§ **Task requirements**: Below is a set of records; print all of them exactly as written.

(begin)

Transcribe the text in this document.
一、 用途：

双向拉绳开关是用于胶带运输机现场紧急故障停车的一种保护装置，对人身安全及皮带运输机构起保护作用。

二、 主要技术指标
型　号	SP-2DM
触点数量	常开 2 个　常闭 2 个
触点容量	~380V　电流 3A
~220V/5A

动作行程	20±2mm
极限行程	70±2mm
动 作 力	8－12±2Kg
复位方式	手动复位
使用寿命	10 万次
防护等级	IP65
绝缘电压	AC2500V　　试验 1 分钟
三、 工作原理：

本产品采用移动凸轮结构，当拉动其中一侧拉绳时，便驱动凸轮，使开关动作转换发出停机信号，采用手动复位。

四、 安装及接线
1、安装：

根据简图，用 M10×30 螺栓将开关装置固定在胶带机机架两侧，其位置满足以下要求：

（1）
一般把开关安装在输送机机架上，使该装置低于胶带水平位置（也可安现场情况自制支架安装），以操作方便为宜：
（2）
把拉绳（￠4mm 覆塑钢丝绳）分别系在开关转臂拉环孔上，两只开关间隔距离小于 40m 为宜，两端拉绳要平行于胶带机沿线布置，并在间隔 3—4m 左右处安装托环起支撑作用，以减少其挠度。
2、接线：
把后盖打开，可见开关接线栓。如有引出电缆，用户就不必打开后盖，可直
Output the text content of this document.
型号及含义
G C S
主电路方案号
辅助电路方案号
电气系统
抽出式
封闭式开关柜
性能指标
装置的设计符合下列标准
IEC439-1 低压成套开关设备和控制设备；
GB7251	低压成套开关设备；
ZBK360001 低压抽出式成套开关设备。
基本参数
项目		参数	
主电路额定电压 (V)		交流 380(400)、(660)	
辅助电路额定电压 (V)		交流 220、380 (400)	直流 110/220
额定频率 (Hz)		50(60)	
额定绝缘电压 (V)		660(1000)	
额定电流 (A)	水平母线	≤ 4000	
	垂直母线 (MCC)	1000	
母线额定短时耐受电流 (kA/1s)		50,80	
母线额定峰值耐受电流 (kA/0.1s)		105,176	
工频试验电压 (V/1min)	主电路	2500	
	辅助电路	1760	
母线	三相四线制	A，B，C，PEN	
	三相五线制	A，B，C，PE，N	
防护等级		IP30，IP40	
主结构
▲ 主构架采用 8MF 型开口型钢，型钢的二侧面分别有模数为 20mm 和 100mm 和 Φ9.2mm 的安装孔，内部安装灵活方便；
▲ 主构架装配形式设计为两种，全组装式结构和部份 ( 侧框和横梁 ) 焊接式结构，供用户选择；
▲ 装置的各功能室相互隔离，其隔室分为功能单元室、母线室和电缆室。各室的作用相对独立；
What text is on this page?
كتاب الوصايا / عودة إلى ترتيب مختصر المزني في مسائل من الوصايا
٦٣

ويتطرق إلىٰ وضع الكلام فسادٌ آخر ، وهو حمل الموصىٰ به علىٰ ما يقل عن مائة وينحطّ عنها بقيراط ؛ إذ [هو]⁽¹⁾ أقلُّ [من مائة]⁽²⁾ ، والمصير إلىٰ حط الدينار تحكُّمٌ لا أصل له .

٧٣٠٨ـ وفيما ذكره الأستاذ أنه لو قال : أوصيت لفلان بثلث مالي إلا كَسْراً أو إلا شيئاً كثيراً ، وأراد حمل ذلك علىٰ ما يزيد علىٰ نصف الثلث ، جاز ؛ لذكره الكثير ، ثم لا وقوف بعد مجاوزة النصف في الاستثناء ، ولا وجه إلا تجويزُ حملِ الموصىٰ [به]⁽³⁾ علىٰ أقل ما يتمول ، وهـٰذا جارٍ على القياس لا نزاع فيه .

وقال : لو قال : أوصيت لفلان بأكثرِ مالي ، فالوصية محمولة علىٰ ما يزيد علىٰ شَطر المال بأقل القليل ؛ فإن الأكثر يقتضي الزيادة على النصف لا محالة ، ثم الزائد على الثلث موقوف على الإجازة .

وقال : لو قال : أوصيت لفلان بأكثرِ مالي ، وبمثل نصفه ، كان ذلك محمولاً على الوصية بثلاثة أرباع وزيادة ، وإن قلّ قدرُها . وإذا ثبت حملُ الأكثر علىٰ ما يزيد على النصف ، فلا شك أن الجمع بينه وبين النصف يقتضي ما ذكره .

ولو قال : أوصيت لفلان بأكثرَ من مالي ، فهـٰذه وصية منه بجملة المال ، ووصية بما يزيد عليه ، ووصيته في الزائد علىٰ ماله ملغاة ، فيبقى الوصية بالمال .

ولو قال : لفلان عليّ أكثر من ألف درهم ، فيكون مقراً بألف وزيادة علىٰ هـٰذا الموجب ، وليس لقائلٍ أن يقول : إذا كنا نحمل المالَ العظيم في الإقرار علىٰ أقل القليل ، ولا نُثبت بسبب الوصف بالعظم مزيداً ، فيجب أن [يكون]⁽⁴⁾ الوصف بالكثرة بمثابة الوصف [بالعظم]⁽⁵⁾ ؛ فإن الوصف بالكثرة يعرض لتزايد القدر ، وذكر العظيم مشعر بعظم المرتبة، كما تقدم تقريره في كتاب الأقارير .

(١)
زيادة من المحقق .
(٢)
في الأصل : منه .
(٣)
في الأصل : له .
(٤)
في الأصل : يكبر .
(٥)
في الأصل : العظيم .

(end)

§ **Correct response**:
Transcribe the text in this document.
一、 用途：

双向拉绳开关是用于胶带运输机现场紧急故障停车的一种保护装置，对人身安全及皮带运输机构起保护作用。

二、 主要技术指标
型　号	SP-2DM
触点数量	常开 2 个　常闭 2 个
触点容量	~380V　电流 3A
~220V/5A

动作行程	20±2mm
极限行程	70±2mm
动 作 力	8－12±2Kg
复位方式	手动复位
使用寿命	10 万次
防护等级	IP65
绝缘电压	AC2500V　　试验 1 分钟
三、 工作原理：

本产品采用移动凸轮结构，当拉动其中一侧拉绳时，便驱动凸轮，使开关动作转换发出停机信号，采用手动复位。

四、 安装及接线
1、安装：

根据简图，用 M10×30 螺栓将开关装置固定在胶带机机架两侧，其位置满足以下要求：

（1）
一般把开关安装在输送机机架上，使该装置低于胶带水平位置（也可安现场情况自制支架安装），以操作方便为宜：
（2）
把拉绳（￠4mm 覆塑钢丝绳）分别系在开关转臂拉环孔上，两只开关间隔距离小于 40m 为宜，两端拉绳要平行于胶带机沿线布置，并在间隔 3—4m 左右处安装托环起支撑作用，以减少其挠度。
2、接线：
把后盖打开，可见开关接线栓。如有引出电缆，用户就不必打开后盖，可直
Output the text content of this document.
型号及含义
G C S
主电路方案号
辅助电路方案号
电气系统
抽出式
封闭式开关柜
性能指标
装置的设计符合下列标准
IEC439-1 低压成套开关设备和控制设备；
GB7251	低压成套开关设备；
ZBK360001 低压抽出式成套开关设备。
基本参数
项目		参数	
主电路额定电压 (V)		交流 380(400)、(660)	
辅助电路额定电压 (V)		交流 220、380 (400)	直流 110/220
额定频率 (Hz)		50(60)	
额定绝缘电压 (V)		660(1000)	
额定电流 (A)	水平母线	≤ 4000	
	垂直母线 (MCC)	1000	
母线额定短时耐受电流 (kA/1s)		50,80	
母线额定峰值耐受电流 (kA/0.1s)		105,176	
工频试验电压 (V/1min)	主电路	2500	
	辅助电路	1760	
母线	三相四线制	A，B，C，PEN	
	三相五线制	A，B，C，PE，N	
防护等级		IP30，IP40	
主结构
▲ 主构架采用 8MF 型开口型钢，型钢的二侧面分别有模数为 20mm 和 100mm 和 Φ9.2mm 的安装孔，内部安装灵活方便；
▲ 主构架装配形式设计为两种，全组装式结构和部份 ( 侧框和横梁 ) 焊接式结构，供用户选择；
▲ 装置的各功能室相互隔离，其隔室分为功能单元室、母线室和电缆室。各室的作用相对独立；
What text is on this page?
كتاب الوصايا / عودة إلى ترتيب مختصر المزني في مسائل من الوصايا
٦٣

ويتطرق إلىٰ وضع الكلام فسادٌ آخر ، وهو حمل الموصىٰ به علىٰ ما يقل عن مائة وينحطّ عنها بقيراط ؛ إذ [هو]⁽¹⁾ أقلُّ [من مائة]⁽²⁾ ، والمصير إلىٰ حط الدينار تحكُّمٌ لا أصل له .

٧٣٠٨ـ وفيما ذكره الأستاذ أنه لو قال : أوصيت لفلان بثلث مالي إلا كَسْراً أو إلا شيئاً كثيراً ، وأراد حمل ذلك علىٰ ما يزيد علىٰ نصف الثلث ، جاز ؛ لذكره الكثير ، ثم لا وقوف بعد مجاوزة النصف في الاستثناء ، ولا وجه إلا تجويزُ حملِ الموصىٰ [به]⁽³⁾ علىٰ أقل ما يتمول ، وهـٰذا جارٍ على القياس لا نزاع فيه .

وقال : لو قال : أوصيت لفلان بأكثرِ مالي ، فالوصية محمولة علىٰ ما يزيد علىٰ شَطر المال بأقل القليل ؛ فإن الأكثر يقتضي الزيادة على النصف لا محالة ، ثم الزائد على الثلث موقوف على الإجازة .

وقال : لو قال : أوصيت لفلان بأكثرِ مالي ، وبمثل نصفه ، كان ذلك محمولاً على الوصية بثلاثة أرباع وزيادة ، وإن قلّ قدرُها . وإذا ثبت حملُ الأكثر علىٰ ما يزيد على النصف ، فلا شك أن الجمع بينه وبين النصف يقتضي ما ذكره .

ولو قال : أوصيت لفلان بأكثرَ من مالي ، فهـٰذه وصية منه بجملة المال ، ووصية بما يزيد عليه ، ووصيته في الزائد علىٰ ماله ملغاة ، فيبقى الوصية بالمال .

ولو قال : لفلان عليّ أكثر من ألف درهم ، فيكون مقراً بألف وزيادة علىٰ هـٰذا الموجب ، وليس لقائلٍ أن يقول : إذا كنا نحمل المالَ العظيم في الإقرار علىٰ أقل القليل ، ولا نُثبت بسبب الوصف بالعظم مزيداً ، فيجب أن [يكون]⁽⁴⁾ الوصف بالكثرة بمثابة الوصف [بالعظم]⁽⁵⁾ ؛ فإن الوصف بالكثرة يعرض لتزايد القدر ، وذكر العظيم مشعر بعظم المرتبة، كما تقدم تقريره في كتاب الأقارير .

(١)
زيادة من المحقق .
(٢)
في الأصل : منه .
(٣)
في الأصل : له .
(٤)
في الأصل : يكبر .
(٥)
في الأصل : العظيم .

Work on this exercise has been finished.